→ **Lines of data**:

_ _ _ _

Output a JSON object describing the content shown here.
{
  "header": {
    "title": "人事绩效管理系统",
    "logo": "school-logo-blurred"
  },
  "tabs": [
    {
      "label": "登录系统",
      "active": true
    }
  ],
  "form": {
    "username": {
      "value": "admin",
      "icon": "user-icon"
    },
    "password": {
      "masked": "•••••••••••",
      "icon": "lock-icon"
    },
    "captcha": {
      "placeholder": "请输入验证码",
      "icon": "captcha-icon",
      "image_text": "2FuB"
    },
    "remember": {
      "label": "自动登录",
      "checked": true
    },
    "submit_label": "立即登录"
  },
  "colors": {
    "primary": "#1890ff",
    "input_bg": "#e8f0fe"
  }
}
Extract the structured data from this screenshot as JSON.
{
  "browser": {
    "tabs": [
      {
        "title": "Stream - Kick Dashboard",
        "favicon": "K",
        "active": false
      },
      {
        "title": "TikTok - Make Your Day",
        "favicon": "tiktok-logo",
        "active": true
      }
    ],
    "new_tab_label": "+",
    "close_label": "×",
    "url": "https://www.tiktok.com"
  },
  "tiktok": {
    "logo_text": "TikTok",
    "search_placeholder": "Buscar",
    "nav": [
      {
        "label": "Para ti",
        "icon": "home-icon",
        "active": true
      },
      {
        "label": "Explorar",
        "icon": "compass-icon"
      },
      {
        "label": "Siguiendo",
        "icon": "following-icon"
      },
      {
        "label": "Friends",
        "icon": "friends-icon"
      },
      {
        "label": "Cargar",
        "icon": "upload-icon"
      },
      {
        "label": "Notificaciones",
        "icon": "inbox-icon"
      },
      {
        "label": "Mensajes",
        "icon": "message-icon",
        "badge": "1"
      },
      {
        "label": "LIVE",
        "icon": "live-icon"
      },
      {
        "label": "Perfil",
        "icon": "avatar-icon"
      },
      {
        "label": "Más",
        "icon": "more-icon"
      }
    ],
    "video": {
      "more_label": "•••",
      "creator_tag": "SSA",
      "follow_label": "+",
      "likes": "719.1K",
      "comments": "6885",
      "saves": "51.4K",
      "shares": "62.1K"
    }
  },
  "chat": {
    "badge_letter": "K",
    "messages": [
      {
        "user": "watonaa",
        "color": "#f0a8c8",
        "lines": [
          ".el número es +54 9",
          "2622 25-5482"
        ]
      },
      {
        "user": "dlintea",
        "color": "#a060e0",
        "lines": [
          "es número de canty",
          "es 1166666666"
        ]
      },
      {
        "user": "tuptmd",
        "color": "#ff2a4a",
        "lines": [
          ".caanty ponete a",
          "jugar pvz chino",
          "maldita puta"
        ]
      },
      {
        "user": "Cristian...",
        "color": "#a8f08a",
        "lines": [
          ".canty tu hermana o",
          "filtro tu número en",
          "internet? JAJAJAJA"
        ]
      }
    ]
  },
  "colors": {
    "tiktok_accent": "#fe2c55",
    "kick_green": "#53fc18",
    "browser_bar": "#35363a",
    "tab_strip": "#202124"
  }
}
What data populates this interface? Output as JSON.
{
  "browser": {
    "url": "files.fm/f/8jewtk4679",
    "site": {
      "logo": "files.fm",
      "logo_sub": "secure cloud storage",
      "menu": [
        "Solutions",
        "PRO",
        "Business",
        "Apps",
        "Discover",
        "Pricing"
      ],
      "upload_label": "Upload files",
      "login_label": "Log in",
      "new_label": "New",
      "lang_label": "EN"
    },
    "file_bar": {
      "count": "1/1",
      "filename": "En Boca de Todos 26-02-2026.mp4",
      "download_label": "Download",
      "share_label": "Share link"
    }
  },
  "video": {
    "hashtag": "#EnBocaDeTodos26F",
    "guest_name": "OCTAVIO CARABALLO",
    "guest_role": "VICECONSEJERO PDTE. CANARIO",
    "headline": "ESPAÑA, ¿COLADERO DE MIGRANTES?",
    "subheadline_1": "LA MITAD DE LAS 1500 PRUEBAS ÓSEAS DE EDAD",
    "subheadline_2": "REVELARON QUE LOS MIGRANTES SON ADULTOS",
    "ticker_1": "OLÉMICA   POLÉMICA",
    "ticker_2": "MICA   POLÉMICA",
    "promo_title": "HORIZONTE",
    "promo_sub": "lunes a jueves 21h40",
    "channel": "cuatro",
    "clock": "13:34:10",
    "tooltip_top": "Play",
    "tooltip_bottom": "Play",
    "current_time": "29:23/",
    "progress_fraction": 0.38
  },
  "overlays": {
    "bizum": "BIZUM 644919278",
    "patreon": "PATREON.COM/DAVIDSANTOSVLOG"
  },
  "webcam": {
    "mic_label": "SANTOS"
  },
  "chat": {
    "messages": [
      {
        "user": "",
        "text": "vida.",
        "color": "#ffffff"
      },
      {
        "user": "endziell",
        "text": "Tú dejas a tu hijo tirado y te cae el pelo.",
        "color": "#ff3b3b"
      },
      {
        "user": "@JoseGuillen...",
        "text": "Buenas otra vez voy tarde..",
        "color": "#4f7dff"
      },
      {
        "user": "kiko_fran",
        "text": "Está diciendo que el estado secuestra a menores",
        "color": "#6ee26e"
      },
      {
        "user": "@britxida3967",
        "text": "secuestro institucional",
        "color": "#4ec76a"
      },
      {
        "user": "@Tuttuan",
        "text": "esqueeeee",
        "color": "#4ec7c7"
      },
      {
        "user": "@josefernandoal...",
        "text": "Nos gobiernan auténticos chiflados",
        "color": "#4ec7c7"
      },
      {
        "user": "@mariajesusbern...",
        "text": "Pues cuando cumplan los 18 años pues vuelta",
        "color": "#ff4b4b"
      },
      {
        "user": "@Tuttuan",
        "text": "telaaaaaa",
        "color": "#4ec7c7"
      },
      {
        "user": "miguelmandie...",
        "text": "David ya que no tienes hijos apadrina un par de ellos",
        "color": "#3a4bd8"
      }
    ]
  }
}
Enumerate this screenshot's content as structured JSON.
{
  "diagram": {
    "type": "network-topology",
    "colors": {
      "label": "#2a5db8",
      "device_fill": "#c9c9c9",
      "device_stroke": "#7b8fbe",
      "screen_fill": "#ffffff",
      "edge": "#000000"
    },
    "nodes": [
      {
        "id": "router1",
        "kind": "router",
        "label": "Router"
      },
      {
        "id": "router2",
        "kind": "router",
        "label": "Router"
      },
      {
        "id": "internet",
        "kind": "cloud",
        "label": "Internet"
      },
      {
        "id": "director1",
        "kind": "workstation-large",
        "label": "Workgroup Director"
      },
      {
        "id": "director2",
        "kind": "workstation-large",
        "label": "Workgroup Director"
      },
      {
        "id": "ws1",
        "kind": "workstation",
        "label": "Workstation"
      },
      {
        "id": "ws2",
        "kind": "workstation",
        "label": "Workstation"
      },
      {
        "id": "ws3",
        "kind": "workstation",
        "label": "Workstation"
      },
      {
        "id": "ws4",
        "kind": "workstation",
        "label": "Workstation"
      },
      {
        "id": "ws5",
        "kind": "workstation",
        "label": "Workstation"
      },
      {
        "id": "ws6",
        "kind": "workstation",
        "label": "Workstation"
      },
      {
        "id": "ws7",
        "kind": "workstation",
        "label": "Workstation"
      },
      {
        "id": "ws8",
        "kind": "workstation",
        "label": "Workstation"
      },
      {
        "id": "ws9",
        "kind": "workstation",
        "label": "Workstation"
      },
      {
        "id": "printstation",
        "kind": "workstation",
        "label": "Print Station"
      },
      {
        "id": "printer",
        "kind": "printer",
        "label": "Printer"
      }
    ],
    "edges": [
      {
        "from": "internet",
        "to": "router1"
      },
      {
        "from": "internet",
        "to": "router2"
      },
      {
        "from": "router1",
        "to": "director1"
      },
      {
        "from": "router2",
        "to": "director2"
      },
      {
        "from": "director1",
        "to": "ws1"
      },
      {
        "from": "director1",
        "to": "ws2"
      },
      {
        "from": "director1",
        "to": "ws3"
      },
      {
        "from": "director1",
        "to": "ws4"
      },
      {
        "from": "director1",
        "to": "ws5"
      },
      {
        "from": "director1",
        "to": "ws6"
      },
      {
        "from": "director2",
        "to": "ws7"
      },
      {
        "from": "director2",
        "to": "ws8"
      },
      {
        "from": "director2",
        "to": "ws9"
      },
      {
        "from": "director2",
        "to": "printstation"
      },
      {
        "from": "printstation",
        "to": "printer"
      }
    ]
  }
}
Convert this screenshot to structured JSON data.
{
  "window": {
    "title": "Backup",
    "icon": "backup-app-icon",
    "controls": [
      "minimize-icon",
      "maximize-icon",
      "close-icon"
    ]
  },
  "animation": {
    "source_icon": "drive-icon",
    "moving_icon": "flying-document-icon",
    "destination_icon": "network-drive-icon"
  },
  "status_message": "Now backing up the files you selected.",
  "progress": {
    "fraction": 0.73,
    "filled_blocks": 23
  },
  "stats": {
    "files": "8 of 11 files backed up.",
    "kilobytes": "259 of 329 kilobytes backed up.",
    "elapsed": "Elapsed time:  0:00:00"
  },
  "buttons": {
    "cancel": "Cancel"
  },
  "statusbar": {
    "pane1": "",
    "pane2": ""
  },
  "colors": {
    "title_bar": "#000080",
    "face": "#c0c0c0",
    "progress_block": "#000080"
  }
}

_ _ _ _

→ **Do this**:
Report the number of lines of the listing above that hold the string "true", with no other text.

→ **Result for this exercise**:
4